begin Provided information
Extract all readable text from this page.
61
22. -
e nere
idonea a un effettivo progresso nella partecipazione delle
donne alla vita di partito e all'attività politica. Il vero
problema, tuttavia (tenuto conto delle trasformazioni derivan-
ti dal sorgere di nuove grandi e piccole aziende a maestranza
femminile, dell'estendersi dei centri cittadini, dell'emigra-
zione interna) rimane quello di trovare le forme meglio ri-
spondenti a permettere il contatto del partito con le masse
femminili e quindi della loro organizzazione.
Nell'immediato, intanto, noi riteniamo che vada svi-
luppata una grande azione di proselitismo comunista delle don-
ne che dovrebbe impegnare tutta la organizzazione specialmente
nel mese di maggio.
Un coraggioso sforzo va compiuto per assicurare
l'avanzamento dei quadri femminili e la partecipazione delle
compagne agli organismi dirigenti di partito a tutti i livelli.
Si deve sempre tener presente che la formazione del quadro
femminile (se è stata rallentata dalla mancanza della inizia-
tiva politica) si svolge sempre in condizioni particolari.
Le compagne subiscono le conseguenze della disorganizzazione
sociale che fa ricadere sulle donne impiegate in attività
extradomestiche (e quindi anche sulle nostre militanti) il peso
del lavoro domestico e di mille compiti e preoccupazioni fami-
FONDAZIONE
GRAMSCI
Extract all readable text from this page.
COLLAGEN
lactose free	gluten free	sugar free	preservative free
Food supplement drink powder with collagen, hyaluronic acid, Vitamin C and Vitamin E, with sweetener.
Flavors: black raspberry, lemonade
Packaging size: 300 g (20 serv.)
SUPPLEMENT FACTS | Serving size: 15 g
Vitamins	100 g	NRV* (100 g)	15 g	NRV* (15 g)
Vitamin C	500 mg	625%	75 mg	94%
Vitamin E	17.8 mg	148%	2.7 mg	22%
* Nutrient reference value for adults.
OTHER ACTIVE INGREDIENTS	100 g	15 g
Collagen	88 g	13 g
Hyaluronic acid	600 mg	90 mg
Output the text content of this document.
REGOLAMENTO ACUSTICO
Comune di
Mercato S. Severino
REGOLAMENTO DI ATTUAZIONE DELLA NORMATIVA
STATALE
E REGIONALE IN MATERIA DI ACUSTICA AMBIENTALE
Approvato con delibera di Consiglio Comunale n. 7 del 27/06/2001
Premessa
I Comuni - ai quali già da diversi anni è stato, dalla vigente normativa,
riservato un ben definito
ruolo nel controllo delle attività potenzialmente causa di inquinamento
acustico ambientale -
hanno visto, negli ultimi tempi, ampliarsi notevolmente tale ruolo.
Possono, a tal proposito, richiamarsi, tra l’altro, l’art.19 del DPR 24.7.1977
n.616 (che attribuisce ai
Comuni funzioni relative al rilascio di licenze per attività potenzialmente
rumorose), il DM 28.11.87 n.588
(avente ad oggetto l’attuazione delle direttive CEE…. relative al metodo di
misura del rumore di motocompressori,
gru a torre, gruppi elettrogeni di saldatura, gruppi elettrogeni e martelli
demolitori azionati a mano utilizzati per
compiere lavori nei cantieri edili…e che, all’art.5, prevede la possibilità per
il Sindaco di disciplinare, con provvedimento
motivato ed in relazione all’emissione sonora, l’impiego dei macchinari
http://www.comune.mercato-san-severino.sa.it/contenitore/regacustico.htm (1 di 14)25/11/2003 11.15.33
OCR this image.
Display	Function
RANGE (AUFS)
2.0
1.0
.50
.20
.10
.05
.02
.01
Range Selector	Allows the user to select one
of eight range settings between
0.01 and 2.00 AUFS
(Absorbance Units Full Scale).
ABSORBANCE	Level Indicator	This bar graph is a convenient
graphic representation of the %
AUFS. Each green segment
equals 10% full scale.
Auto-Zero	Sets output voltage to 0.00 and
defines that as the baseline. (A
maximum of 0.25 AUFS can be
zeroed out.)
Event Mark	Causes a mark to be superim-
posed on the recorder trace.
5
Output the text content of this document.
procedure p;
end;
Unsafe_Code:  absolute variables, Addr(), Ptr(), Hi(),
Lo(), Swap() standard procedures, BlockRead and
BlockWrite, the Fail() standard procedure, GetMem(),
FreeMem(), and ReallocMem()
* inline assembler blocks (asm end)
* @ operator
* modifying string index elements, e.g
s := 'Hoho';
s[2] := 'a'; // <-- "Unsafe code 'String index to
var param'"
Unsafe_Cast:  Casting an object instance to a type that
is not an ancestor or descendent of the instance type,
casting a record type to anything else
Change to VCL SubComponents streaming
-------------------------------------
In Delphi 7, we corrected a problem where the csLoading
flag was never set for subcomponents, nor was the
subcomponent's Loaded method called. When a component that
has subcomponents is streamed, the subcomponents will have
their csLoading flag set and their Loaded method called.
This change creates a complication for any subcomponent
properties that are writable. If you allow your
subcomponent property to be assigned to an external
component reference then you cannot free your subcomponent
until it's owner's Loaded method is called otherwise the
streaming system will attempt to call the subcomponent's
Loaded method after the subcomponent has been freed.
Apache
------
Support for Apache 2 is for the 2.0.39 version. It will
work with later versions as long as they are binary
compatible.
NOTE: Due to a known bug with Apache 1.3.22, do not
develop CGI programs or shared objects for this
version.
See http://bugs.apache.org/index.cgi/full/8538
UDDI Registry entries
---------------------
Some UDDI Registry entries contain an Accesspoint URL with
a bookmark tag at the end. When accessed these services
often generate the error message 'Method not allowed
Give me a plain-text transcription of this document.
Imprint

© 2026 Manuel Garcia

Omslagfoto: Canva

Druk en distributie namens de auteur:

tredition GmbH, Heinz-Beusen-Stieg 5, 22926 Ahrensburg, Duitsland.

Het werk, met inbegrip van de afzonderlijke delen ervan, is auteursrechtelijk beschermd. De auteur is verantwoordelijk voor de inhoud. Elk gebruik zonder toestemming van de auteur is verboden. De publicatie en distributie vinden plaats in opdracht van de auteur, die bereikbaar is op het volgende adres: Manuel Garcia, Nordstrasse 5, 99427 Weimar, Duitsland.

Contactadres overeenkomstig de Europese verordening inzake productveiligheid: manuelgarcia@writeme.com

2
end Provided information
What is being asked: Your task is to print the whole listing again exactly.

Output:
Extract all readable text from this page.
61
22. -
e nere
idonea a un effettivo progresso nella partecipazione delle
donne alla vita di partito e all'attività politica. Il vero
problema, tuttavia (tenuto conto delle trasformazioni derivan-
ti dal sorgere di nuove grandi e piccole aziende a maestranza
femminile, dell'estendersi dei centri cittadini, dell'emigra-
zione interna) rimane quello di trovare le forme meglio ri-
spondenti a permettere il contatto del partito con le masse
femminili e quindi della loro organizzazione.
Nell'immediato, intanto, noi riteniamo che vada svi-
luppata una grande azione di proselitismo comunista delle don-
ne che dovrebbe impegnare tutta la organizzazione specialmente
nel mese di maggio.
Un coraggioso sforzo va compiuto per assicurare
l'avanzamento dei quadri femminili e la partecipazione delle
compagne agli organismi dirigenti di partito a tutti i livelli.
Si deve sempre tener presente che la formazione del quadro
femminile (se è stata rallentata dalla mancanza della inizia-
tiva politica) si svolge sempre in condizioni particolari.
Le compagne subiscono le conseguenze della disorganizzazione
sociale che fa ricadere sulle donne impiegate in attività
extradomestiche (e quindi anche sulle nostre militanti) il peso
del lavoro domestico e di mille compiti e preoccupazioni fami-
FONDAZIONE
GRAMSCI
Extract all readable text from this page.
COLLAGEN
lactose free	gluten free	sugar free	preservative free
Food supplement drink powder with collagen, hyaluronic acid, Vitamin C and Vitamin E, with sweetener.
Flavors: black raspberry, lemonade
Packaging size: 300 g (20 serv.)
SUPPLEMENT FACTS | Serving size: 15 g
Vitamins	100 g	NRV* (100 g)	15 g	NRV* (15 g)
Vitamin C	500 mg	625%	75 mg	94%
Vitamin E	17.8 mg	148%	2.7 mg	22%
* Nutrient reference value for adults.
OTHER ACTIVE INGREDIENTS	100 g	15 g
Collagen	88 g	13 g
Hyaluronic acid	600 mg	90 mg
Output the text content of this document.
REGOLAMENTO ACUSTICO
Comune di
Mercato S. Severino
REGOLAMENTO DI ATTUAZIONE DELLA NORMATIVA
STATALE
E REGIONALE IN MATERIA DI ACUSTICA AMBIENTALE
Approvato con delibera di Consiglio Comunale n. 7 del 27/06/2001
Premessa
I Comuni - ai quali già da diversi anni è stato, dalla vigente normativa,
riservato un ben definito
ruolo nel controllo delle attività potenzialmente causa di inquinamento
acustico ambientale -
hanno visto, negli ultimi tempi, ampliarsi notevolmente tale ruolo.
Possono, a tal proposito, richiamarsi, tra l’altro, l’art.19 del DPR 24.7.1977
n.616 (che attribuisce ai
Comuni funzioni relative al rilascio di licenze per attività potenzialmente
rumorose), il DM 28.11.87 n.588
(avente ad oggetto l’attuazione delle direttive CEE…. relative al metodo di
misura del rumore di motocompressori,
gru a torre, gruppi elettrogeni di saldatura, gruppi elettrogeni e martelli
demolitori azionati a mano utilizzati per
compiere lavori nei cantieri edili…e che, all’art.5, prevede la possibilità per
il Sindaco di disciplinare, con provvedimento
motivato ed in relazione all’emissione sonora, l’impiego dei macchinari
http://www.comune.mercato-san-severino.sa.it/contenitore/regacustico.htm (1 di 14)25/11/2003 11.15.33
OCR this image.
Display	Function
RANGE (AUFS)
2.0
1.0
.50
.20
.10
.05
.02
.01
Range Selector	Allows the user to select one
of eight range settings between
0.01 and 2.00 AUFS
(Absorbance Units Full Scale).
ABSORBANCE	Level Indicator	This bar graph is a convenient
graphic representation of the %
AUFS. Each green segment
equals 10% full scale.
Auto-Zero	Sets output voltage to 0.00 and
defines that as the baseline. (A
maximum of 0.25 AUFS can be
zeroed out.)
Event Mark	Causes a mark to be superim-
posed on the recorder trace.
5
Output the text content of this document.
procedure p;
end;
Unsafe_Code:  absolute variables, Addr(), Ptr(), Hi(),
Lo(), Swap() standard procedures, BlockRead and
BlockWrite, the Fail() standard procedure, GetMem(),
FreeMem(), and ReallocMem()
* inline assembler blocks (asm end)
* @ operator
* modifying string index elements, e.g
s := 'Hoho';
s[2] := 'a'; // <-- "Unsafe code 'String index to
var param'"
Unsafe_Cast:  Casting an object instance to a type that
is not an ancestor or descendent of the instance type,
casting a record type to anything else
Change to VCL SubComponents streaming
-------------------------------------
In Delphi 7, we corrected a problem where the csLoading
flag was never set for subcomponents, nor was the
subcomponent's Loaded method called. When a component that
has subcomponents is streamed, the subcomponents will have
their csLoading flag set and their Loaded method called.
This change creates a complication for any subcomponent
properties that are writable. If you allow your
subcomponent property to be assigned to an external
component reference then you cannot free your subcomponent
until it's owner's Loaded method is called otherwise the
streaming system will attempt to call the subcomponent's
Loaded method after the subcomponent has been freed.
Apache
------
Support for Apache 2 is for the 2.0.39 version. It will
work with later versions as long as they are binary
compatible.
NOTE: Due to a known bug with Apache 1.3.22, do not
develop CGI programs or shared objects for this
version.
See http://bugs.apache.org/index.cgi/full/8538
UDDI Registry entries
---------------------
Some UDDI Registry entries contain an Accesspoint URL with
a bookmark tag at the end. When accessed these services
often generate the error message 'Method not allowed
Give me a plain-text transcription of this document.
Imprint

© 2026 Manuel Garcia

Omslagfoto: Canva

Druk en distributie namens de auteur:

tredition GmbH, Heinz-Beusen-Stieg 5, 22926 Ahrensburg, Duitsland.

Het werk, met inbegrip van de afzonderlijke delen ervan, is auteursrechtelijk beschermd. De auteur is verantwoordelijk voor de inhoud. Elk gebruik zonder toestemming van de auteur is verboden. De publicatie en distributie vinden plaats in opdracht van de auteur, die bereikbaar is op het volgende adres: Manuel Garcia, Nordstrasse 5, 99427 Weimar, Duitsland.

Contactadres overeenkomstig de Europese verordening inzake productveiligheid: manuelgarcia@writeme.com

2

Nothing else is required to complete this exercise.